**What is asked:**
Copy every line from the material below that holds "heraus".
+++ Listed entries +++
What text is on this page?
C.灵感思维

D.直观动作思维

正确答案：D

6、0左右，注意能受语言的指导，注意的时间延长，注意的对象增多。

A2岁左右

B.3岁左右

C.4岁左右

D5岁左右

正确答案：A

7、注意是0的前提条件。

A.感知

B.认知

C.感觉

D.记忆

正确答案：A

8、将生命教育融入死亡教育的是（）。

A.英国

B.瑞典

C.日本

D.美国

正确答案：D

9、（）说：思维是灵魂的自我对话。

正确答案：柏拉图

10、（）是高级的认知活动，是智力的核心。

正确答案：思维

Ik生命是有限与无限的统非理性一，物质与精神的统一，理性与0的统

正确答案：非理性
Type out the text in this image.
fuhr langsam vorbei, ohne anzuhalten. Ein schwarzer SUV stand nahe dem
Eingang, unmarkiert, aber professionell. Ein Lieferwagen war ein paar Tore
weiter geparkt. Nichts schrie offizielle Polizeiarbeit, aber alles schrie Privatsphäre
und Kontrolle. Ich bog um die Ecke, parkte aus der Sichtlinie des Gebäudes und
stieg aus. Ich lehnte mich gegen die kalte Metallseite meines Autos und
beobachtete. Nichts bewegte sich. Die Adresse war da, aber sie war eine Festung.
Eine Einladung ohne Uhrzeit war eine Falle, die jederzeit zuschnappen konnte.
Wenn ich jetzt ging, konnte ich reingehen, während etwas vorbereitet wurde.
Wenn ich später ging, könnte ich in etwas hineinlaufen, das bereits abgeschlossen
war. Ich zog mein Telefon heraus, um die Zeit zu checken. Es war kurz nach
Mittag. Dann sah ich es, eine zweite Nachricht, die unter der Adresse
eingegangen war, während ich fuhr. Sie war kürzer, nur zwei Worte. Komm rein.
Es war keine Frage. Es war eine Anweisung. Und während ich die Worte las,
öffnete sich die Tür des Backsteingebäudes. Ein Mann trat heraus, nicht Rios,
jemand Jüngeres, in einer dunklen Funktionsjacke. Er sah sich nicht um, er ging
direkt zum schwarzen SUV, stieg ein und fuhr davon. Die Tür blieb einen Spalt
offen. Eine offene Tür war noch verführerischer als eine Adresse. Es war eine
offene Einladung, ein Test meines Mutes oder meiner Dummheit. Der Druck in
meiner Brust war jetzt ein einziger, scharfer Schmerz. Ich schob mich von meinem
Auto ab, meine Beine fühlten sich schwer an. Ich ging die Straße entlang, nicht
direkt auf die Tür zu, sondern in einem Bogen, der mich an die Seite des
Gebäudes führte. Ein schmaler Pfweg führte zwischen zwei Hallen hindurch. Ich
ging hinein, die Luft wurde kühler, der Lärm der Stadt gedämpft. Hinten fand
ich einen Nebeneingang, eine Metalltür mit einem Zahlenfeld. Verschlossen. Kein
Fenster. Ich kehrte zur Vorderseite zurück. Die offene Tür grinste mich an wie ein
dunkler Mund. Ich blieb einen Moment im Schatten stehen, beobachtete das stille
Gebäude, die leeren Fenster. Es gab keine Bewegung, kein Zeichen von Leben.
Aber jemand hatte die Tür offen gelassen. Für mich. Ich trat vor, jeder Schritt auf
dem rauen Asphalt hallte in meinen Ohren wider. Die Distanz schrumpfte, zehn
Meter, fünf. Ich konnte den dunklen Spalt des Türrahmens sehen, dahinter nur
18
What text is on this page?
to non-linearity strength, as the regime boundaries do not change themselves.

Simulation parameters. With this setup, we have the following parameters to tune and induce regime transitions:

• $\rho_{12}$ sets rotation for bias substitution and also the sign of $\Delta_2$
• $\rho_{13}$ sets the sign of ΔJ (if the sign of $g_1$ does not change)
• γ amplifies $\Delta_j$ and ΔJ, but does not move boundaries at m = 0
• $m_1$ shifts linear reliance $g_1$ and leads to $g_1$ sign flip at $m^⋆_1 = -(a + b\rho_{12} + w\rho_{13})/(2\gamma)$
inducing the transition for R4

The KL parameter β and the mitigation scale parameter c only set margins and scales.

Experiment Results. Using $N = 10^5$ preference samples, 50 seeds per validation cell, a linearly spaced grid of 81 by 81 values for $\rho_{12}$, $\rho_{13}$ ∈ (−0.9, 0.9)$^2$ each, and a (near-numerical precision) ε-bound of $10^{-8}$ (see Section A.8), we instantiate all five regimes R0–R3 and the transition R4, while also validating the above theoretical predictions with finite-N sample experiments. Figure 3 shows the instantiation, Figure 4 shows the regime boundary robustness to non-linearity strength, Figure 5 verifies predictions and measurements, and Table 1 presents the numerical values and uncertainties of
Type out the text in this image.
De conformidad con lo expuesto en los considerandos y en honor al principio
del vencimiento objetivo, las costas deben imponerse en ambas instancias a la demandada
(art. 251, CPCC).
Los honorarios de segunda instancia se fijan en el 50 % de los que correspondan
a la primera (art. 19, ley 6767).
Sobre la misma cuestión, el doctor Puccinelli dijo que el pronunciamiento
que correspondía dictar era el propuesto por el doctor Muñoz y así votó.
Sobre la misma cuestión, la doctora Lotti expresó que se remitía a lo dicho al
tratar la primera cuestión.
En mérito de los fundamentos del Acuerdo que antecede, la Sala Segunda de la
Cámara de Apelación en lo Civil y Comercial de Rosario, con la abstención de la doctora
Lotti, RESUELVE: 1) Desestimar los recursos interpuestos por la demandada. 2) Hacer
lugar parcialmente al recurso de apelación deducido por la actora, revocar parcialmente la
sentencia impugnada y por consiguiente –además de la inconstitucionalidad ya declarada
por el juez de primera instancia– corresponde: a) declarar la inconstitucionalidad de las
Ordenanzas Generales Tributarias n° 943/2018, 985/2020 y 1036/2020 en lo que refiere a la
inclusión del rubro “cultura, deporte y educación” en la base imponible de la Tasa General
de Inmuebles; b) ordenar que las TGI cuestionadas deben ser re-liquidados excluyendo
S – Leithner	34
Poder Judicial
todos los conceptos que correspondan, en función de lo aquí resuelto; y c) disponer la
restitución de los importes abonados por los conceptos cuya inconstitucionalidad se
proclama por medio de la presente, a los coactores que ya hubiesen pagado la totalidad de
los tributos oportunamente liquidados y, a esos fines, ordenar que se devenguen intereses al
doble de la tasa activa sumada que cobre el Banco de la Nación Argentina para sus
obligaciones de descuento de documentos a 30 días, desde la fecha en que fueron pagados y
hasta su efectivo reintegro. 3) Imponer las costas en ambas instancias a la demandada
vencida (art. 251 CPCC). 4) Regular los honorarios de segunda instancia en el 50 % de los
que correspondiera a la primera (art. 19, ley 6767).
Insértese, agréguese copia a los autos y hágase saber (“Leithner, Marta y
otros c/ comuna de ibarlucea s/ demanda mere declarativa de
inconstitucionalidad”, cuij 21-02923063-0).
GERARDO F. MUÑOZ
+++
**Expected output:**
war. Ich zog mein Telefon heraus, um die Zeit zu checken. Es war kurz nach
öffnete sich die Tür des Backsteingebäudes. Ein Mann trat heraus, nicht Rios,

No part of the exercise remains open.